- DATASET CONTENT -
** BEGIN **

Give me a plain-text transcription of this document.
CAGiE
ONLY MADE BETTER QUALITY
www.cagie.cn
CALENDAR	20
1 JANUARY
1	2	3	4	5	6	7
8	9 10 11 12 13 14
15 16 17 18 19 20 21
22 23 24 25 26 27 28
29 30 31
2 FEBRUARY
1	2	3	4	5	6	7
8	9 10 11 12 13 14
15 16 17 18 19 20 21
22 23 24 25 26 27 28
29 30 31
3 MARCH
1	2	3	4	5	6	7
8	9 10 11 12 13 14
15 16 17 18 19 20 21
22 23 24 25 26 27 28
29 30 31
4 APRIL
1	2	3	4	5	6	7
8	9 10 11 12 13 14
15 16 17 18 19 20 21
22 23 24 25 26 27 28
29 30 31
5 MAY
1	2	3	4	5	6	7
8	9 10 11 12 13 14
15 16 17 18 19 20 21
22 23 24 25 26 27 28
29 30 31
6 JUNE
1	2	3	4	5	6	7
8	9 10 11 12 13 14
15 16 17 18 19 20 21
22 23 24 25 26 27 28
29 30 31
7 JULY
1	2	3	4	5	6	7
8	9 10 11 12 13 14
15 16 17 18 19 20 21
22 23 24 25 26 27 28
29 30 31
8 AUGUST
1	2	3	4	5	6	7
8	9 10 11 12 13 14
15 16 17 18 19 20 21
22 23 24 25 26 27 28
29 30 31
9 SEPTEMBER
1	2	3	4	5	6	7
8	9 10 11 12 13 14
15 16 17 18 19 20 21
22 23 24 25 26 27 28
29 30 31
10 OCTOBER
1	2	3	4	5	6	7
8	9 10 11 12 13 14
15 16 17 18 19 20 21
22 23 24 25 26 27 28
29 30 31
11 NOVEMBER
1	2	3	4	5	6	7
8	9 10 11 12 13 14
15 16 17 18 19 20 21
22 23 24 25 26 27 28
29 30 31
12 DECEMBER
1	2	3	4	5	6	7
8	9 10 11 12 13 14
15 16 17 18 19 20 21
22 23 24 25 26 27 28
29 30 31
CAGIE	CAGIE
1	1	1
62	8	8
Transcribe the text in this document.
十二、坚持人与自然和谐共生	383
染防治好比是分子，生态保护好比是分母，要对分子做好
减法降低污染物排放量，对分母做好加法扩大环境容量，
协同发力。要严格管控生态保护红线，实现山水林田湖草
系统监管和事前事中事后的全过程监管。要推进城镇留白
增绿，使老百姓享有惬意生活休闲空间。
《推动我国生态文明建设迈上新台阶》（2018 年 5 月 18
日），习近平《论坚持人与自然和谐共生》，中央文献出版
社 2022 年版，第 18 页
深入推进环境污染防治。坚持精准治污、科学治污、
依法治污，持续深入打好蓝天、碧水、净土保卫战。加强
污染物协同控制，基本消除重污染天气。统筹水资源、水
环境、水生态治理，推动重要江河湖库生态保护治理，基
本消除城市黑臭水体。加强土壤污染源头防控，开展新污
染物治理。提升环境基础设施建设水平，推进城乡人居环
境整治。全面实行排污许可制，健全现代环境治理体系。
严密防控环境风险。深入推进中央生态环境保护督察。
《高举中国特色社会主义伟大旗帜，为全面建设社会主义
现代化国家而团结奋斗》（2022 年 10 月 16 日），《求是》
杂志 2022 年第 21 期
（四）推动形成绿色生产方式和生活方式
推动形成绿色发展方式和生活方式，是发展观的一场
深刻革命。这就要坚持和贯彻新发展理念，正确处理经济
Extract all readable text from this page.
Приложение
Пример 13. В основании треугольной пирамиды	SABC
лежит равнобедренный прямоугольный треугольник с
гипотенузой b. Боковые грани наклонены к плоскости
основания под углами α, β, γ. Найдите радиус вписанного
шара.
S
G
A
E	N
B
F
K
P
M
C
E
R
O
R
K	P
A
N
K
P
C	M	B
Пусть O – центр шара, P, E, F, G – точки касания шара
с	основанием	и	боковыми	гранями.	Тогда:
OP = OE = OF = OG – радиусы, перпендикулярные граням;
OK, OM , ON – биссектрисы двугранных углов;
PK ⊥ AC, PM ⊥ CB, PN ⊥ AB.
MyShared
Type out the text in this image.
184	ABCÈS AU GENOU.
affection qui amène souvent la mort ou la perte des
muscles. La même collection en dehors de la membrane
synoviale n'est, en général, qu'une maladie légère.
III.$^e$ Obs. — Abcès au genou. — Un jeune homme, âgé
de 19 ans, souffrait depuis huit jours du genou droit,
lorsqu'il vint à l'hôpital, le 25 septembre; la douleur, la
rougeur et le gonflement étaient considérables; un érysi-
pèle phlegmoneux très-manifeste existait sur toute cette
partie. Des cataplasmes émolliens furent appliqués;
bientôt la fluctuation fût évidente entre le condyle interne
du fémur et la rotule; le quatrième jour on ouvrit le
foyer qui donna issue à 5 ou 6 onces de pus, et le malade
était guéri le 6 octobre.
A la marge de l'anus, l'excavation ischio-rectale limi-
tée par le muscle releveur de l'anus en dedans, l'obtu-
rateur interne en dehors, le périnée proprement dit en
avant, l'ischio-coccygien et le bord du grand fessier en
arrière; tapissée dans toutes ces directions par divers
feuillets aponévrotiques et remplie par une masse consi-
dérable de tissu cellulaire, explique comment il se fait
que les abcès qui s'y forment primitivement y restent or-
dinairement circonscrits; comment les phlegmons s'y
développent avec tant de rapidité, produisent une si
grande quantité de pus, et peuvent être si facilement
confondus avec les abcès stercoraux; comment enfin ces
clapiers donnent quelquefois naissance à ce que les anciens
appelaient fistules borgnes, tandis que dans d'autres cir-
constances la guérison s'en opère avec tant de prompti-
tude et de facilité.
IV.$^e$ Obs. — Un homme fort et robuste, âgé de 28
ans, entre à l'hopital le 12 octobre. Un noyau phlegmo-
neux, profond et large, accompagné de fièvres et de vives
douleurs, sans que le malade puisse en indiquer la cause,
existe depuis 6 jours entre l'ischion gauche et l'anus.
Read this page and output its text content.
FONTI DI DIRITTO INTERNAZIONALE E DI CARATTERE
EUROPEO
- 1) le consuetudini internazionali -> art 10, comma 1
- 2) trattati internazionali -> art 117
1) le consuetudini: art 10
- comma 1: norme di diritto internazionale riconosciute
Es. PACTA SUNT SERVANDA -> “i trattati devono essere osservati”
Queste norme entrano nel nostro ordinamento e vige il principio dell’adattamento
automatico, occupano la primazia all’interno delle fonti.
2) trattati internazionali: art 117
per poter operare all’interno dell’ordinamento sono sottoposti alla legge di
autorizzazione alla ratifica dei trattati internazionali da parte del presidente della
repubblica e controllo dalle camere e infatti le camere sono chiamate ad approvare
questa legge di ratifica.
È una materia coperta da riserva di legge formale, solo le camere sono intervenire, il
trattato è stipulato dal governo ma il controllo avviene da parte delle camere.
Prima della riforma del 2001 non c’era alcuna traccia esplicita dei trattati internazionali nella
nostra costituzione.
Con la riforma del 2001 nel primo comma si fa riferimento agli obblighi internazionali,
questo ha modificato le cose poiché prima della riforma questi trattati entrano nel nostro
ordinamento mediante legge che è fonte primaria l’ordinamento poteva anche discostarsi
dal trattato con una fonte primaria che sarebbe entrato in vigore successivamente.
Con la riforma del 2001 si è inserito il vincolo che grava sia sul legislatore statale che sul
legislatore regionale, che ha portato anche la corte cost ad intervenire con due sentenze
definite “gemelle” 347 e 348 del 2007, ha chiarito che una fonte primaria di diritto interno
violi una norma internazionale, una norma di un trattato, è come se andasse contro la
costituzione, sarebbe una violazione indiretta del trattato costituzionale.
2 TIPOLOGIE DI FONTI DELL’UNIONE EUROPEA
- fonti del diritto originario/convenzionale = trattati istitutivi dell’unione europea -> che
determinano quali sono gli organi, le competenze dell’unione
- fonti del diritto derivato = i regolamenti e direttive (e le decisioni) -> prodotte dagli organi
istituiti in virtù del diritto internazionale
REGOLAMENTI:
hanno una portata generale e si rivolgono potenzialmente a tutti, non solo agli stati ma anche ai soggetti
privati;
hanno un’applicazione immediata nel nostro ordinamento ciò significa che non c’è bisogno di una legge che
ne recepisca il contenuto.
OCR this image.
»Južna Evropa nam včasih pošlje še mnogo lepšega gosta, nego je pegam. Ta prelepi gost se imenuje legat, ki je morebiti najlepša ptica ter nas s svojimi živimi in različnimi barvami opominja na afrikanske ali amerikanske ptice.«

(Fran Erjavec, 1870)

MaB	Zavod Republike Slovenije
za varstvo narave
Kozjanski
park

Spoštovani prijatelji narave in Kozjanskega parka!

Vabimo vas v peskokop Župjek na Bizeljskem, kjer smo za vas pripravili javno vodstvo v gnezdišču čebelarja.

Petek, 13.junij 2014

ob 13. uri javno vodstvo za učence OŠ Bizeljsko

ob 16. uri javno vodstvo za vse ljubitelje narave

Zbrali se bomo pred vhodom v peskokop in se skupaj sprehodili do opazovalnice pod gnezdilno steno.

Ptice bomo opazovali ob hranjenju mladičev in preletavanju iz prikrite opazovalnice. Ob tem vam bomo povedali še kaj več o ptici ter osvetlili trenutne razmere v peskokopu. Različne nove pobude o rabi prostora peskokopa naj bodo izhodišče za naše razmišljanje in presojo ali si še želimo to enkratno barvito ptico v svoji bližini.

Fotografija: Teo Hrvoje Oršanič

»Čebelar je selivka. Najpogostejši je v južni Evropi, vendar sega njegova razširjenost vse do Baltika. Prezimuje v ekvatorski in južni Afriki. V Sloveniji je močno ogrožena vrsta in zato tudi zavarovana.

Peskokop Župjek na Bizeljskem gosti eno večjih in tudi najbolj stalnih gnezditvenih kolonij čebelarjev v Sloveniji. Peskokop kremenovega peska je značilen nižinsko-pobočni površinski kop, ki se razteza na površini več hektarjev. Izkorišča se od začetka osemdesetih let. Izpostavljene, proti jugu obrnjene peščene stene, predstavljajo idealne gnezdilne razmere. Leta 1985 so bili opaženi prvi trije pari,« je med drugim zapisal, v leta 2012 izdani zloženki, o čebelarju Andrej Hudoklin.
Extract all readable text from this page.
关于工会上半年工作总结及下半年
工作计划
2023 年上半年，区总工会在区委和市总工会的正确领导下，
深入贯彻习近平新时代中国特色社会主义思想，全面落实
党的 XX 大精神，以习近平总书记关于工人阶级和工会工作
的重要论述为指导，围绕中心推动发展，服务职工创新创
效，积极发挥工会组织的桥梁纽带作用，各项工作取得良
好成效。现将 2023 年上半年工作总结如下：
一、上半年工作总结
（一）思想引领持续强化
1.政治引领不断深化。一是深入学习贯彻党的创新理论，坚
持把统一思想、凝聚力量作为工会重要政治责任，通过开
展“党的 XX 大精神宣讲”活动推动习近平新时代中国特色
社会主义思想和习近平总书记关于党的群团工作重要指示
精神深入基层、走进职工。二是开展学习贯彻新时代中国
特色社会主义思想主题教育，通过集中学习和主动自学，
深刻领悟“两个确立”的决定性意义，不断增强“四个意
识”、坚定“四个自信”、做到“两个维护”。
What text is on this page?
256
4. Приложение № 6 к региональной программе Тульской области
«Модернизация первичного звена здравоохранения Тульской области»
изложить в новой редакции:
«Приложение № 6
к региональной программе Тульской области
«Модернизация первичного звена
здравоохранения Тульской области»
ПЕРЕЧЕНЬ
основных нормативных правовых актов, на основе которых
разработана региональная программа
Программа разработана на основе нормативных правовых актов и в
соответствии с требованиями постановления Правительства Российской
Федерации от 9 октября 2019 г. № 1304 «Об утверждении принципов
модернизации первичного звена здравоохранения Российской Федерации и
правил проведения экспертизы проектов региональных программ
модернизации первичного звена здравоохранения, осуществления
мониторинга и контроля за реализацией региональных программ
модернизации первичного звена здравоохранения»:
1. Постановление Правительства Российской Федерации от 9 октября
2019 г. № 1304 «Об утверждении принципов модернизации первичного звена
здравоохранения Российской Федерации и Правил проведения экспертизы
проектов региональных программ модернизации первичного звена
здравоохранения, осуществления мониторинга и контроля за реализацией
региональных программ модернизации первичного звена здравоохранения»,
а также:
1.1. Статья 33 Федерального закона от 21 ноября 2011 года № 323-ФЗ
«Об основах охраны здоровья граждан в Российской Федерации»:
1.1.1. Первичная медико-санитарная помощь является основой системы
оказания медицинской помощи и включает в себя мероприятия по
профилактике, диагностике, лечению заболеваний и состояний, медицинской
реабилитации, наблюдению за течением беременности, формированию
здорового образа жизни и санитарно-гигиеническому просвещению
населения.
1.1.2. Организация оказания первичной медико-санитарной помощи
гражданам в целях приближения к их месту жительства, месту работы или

** END **

- DESCRIPTION OF THE TASK -
Looking at the data above, show all lines where the word "ratifica" occurs.

- EXERCISE SOLUTION -
autorizzazione alla ratifica dei trattati internazionali da parte del presidente della
questa legge di ratifica.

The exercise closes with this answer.